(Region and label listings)
....................
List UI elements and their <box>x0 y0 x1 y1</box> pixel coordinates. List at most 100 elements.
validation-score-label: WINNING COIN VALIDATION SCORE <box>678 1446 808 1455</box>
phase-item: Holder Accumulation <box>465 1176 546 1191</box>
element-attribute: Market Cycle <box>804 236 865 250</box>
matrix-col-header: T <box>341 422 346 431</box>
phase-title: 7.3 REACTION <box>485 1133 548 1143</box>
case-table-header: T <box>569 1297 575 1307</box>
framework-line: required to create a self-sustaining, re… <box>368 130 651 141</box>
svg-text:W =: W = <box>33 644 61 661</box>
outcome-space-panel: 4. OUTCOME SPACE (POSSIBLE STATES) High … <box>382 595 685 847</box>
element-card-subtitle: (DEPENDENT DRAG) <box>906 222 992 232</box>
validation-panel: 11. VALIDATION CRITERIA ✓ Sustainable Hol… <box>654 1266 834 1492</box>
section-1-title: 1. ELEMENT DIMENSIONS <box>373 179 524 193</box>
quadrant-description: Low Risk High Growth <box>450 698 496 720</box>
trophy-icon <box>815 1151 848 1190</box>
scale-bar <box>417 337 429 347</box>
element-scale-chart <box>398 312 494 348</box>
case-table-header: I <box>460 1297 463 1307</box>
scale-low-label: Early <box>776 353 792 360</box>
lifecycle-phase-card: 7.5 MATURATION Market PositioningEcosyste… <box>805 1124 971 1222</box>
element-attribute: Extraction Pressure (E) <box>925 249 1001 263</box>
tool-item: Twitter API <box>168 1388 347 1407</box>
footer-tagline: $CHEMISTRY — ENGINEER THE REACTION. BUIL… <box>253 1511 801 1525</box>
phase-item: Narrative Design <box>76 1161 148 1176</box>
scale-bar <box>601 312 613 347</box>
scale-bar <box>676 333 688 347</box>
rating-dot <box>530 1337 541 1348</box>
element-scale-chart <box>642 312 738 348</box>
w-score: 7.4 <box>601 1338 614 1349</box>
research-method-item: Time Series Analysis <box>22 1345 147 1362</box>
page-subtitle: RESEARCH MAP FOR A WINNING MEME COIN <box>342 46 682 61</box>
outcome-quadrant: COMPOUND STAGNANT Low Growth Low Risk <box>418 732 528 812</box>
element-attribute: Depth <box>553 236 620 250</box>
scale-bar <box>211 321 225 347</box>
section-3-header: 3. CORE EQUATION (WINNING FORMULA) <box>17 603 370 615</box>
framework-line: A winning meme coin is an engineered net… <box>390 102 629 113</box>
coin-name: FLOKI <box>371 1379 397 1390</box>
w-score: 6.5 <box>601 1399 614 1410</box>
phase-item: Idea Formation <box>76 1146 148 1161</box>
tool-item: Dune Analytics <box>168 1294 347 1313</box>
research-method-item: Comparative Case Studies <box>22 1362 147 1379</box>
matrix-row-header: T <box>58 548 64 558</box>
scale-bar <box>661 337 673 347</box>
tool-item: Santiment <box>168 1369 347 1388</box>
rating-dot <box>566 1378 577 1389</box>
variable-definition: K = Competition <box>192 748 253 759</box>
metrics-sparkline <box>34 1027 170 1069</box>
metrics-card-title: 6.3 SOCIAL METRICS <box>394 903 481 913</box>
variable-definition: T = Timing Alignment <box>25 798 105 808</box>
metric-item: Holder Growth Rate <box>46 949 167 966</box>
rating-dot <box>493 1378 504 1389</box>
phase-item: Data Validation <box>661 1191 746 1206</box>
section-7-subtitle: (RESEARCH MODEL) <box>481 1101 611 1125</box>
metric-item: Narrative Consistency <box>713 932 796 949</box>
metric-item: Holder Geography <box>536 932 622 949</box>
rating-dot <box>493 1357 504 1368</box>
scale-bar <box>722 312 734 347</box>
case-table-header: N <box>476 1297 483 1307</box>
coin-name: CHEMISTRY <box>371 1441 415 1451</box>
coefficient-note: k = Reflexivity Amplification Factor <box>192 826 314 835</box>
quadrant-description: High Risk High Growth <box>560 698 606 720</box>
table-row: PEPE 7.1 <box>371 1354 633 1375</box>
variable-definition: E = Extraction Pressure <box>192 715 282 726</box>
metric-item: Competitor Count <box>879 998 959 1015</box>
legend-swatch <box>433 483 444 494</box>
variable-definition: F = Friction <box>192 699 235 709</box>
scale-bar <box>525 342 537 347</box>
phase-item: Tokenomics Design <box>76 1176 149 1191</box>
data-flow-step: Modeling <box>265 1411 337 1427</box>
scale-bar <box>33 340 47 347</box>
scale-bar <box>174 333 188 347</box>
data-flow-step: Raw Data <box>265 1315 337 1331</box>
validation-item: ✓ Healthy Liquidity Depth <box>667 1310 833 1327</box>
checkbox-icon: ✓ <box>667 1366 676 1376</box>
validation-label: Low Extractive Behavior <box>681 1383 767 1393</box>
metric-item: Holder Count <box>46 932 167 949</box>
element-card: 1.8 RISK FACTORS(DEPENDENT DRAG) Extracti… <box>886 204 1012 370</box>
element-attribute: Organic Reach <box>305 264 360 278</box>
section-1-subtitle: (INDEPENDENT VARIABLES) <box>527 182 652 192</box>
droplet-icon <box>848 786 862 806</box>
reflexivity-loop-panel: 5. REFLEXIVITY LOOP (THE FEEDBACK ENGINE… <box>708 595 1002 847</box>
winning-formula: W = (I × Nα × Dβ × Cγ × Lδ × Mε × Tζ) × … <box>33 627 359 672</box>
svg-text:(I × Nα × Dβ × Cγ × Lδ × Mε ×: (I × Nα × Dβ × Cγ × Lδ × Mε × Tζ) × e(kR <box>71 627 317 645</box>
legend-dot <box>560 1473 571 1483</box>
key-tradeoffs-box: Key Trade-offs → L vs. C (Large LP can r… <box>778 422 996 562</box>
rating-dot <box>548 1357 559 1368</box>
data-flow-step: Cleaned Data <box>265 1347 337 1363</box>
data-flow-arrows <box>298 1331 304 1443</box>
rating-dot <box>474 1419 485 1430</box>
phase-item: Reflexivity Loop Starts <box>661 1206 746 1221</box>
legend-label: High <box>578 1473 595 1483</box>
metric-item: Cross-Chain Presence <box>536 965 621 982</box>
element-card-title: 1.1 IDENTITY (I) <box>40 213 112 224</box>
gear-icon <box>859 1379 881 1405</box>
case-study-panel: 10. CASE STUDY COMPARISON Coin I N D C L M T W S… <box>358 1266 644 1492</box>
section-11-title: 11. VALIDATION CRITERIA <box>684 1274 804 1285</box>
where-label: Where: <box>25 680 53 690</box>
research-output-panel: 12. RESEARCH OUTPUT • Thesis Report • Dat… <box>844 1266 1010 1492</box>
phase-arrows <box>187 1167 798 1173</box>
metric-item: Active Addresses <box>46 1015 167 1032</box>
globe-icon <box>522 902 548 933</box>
....................
Render the stretch of the records from the start through the line containing "phase-item: Holder Accumulation" as a JSON list of strings, one string per line, omitting blank lines.

RESPONSE BELOW:
[
  "List UI elements and their <box>x0 y0 x1 y1</box> pixel coordinates. List at most 100 elements.",
  "validation-score-label: WINNING COIN VALIDATION SCORE <box>678 1446 808 1455</box>",
  "phase-item: Holder Accumulation <box>465 1176 546 1191</box>"
]